» **Page extract**:

◆ ◆ ◆ ◆ ◆ ◆ ◆

Will Arrested Chinese Tech Exec Become a Trade War Pawn? Reason Roundup
Plus: Trump dumps on the media as CNN faces a bomb scare, murder rates are falling, and corporate gender quotas don't work.
The arrest of Chinese tech exec Meng Wanzhou got relatively little attention at first. But the move could mean a major escalation in America's trade war with China.
Meng's company, Huawei, is under Department of Justice (DOJ) investigation after allegedly violating sanctions on Iran, though DOJ won't say more than that. Meng was detained by Canadian authorities on the United States' behalf during a Saturday flight transfer in Vancouver.
"Her arrest was meant as a warning shot by the Trump administration in its campaign to limit the global spread of Chinese technology," reports The New York Times. "But it has thrown Mr. Trump's trade negotiations with Beijing into disarray, drawing a sharp protest from the Chinese government and sending financial markets into a panicky swoon, before a modest recovery on Thursday afternoon."
Last weekend, Trump's chats with Chinese President Xi Jinping during the G20 summit made it seem like a compromise on trade was near.

◆ ◆ ◆ ◆ ◆ ◆ ◆

» **Complete the following**:
- A) Can you copy the Huawei article from "Meng's company, Huawei, is" to "transfer in Vancouver.", substituting "Toronto" for "Vancouver"?
- B) Can you turn the paragraph of the Huawei article that begins "Meng's company, Huawei" into a short bulleted list that keeps its main facts?
The listing that comes next has no connection to the Huawei article.

» **Stored data**:

◆ ◆ ◆ ◆ ◆ ◆ ◆

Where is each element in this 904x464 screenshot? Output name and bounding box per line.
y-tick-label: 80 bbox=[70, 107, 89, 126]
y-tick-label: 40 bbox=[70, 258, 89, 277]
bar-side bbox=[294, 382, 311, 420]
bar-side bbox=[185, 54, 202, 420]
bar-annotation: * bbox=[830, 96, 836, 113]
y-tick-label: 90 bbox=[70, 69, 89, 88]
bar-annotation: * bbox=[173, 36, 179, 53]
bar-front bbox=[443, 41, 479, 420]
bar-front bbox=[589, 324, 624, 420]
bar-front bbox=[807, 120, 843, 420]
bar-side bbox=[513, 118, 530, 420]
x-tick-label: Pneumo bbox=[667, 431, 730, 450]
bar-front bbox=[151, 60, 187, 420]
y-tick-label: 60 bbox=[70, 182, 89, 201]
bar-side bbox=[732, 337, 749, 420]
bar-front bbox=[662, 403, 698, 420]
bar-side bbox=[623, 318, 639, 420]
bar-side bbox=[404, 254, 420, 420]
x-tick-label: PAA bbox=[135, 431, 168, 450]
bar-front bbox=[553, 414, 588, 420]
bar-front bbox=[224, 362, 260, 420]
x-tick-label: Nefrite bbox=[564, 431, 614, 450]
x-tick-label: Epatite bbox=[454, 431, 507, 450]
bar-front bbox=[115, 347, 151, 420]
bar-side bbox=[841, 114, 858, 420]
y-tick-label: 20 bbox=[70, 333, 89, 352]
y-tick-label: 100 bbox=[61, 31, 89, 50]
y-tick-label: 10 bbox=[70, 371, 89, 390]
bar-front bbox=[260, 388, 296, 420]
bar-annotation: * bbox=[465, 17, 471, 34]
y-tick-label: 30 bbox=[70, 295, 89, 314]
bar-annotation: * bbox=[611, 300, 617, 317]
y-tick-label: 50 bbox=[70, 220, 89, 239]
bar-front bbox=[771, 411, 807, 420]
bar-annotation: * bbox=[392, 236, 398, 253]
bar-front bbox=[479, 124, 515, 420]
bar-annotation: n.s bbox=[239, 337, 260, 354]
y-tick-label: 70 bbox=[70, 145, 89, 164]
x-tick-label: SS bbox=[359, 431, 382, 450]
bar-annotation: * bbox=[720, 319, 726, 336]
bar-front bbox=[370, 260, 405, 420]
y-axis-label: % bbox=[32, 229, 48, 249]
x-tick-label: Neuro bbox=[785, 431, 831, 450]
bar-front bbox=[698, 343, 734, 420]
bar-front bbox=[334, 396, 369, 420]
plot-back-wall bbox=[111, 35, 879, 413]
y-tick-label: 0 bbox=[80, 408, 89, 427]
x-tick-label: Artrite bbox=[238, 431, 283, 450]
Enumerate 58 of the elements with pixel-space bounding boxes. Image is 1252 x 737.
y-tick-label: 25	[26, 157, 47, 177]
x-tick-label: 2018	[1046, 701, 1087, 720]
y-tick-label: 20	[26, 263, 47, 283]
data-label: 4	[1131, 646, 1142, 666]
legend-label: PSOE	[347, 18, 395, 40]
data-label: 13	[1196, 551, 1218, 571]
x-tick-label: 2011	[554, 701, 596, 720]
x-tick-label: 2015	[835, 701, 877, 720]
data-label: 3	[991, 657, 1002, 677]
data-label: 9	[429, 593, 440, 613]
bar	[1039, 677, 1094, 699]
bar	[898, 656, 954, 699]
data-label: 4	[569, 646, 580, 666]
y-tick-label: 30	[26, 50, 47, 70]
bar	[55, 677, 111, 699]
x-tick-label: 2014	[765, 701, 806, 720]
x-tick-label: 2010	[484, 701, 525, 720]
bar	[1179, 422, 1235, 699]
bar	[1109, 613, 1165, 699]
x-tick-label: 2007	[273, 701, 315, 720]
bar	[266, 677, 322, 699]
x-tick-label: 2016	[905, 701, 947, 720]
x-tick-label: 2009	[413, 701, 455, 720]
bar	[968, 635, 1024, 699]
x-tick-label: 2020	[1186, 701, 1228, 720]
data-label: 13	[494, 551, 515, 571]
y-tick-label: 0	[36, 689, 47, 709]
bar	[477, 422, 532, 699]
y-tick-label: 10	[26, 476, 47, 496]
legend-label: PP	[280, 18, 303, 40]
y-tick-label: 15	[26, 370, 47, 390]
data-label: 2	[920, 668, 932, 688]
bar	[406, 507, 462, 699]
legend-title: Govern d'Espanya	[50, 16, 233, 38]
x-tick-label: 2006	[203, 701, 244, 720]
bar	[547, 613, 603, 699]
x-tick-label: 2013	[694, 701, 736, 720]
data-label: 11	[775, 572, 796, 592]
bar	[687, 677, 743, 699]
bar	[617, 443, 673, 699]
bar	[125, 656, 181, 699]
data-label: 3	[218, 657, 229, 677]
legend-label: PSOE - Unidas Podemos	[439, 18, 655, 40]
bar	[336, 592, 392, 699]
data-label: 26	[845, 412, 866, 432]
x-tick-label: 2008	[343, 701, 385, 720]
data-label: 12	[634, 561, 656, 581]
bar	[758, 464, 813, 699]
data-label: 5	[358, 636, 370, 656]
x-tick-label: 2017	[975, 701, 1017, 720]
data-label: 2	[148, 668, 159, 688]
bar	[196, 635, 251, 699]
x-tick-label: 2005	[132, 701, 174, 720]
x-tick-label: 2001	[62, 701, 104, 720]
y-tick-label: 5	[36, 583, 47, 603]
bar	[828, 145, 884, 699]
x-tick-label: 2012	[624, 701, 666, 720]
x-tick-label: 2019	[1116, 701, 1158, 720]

◆ ◆ ◆ ◆ ◆ ◆ ◆

» **Set of answers**:
- A)
Meng's company, Huawei, is under Department of Justice (DOJ) investigation after allegedly violating sanctions on Iran, though DOJ won't say more than that. Meng was detained by Canadian authorities on the United States' behalf during a Saturday flight transfer in Toronto.

- B)
- Huawei, Meng's company, is under investigation by the Department of Justice (DOJ).
- It allegedly violated sanctions on Iran, but the DOJ won't say more.
- Canadian authorities detained Meng on behalf of the United States.
- The arrest took place during a Saturday flight transfer in Vancouver.